Data records:

########

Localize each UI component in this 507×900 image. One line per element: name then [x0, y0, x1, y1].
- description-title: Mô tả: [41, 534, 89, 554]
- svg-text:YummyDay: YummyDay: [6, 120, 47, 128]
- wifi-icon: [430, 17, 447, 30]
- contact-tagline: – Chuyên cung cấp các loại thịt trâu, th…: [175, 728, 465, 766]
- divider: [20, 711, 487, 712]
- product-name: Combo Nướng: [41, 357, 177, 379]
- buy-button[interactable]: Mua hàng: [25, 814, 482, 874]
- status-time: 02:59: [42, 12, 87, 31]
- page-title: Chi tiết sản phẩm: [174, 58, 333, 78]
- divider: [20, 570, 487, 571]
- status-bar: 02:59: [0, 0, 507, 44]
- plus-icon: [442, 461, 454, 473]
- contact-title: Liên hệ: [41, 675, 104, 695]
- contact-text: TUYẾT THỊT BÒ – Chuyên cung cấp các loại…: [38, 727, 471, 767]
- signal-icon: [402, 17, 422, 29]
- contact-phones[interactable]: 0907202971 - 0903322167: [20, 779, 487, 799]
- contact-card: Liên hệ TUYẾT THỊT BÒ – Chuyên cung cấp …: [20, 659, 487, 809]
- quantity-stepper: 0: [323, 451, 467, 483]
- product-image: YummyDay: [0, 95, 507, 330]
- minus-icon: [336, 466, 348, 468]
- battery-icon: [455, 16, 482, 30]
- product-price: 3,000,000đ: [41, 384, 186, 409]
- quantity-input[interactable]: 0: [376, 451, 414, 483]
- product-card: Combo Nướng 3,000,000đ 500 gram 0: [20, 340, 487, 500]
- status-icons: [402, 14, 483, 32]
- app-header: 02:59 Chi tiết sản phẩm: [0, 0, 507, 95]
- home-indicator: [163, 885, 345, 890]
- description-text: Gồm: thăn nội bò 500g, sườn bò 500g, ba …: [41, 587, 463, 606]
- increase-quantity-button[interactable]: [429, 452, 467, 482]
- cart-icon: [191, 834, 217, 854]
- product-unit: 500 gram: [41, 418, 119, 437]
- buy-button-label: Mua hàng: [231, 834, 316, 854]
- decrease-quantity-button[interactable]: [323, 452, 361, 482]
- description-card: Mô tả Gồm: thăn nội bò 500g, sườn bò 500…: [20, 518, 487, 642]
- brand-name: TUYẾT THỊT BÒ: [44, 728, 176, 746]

########

Quote verbatim the lines from the start of the records through the line containing "- increase-quantity-button[interactable]: [429, 452, 467, 482]", inclusive.

Localize each UI component in this 507×900 image. One line per element: name then [x0, y0, x1, y1].
- description-title: Mô tả: [41, 534, 89, 554]
- svg-text:YummyDay: YummyDay: [6, 120, 47, 128]
- wifi-icon: [430, 17, 447, 30]
- contact-tagline: – Chuyên cung cấp các loại thịt trâu, th…: [175, 728, 465, 766]
- divider: [20, 711, 487, 712]
- product-name: Combo Nướng: [41, 357, 177, 379]
- buy-button[interactable]: Mua hàng: [25, 814, 482, 874]
- status-time: 02:59: [42, 12, 87, 31]
- page-title: Chi tiết sản phẩm: [174, 58, 333, 78]
- divider: [20, 570, 487, 571]
- status-bar: 02:59: [0, 0, 507, 44]
- plus-icon: [442, 461, 454, 473]
- contact-title: Liên hệ: [41, 675, 104, 695]
- contact-text: TUYẾT THỊT BÒ – Chuyên cung cấp các loại…: [38, 727, 471, 767]
- signal-icon: [402, 17, 422, 29]
- contact-phones[interactable]: 0907202971 - 0903322167: [20, 779, 487, 799]
- contact-card: Liên hệ TUYẾT THỊT BÒ – Chuyên cung cấp …: [20, 659, 487, 809]
- quantity-stepper: 0: [323, 451, 467, 483]
- product-image: YummyDay: [0, 95, 507, 330]
- minus-icon: [336, 466, 348, 468]
- battery-icon: [455, 16, 482, 30]
- product-price: 3,000,000đ: [41, 384, 186, 409]
- quantity-input[interactable]: 0: [376, 451, 414, 483]
- product-card: Combo Nướng 3,000,000đ 500 gram 0: [20, 340, 487, 500]
- status-icons: [402, 14, 483, 32]
- app-header: 02:59 Chi tiết sản phẩm: [0, 0, 507, 95]
- home-indicator: [163, 885, 345, 890]
- description-text: Gồm: thăn nội bò 500g, sườn bò 500g, ba …: [41, 587, 463, 606]
- increase-quantity-button[interactable]: [429, 452, 467, 482]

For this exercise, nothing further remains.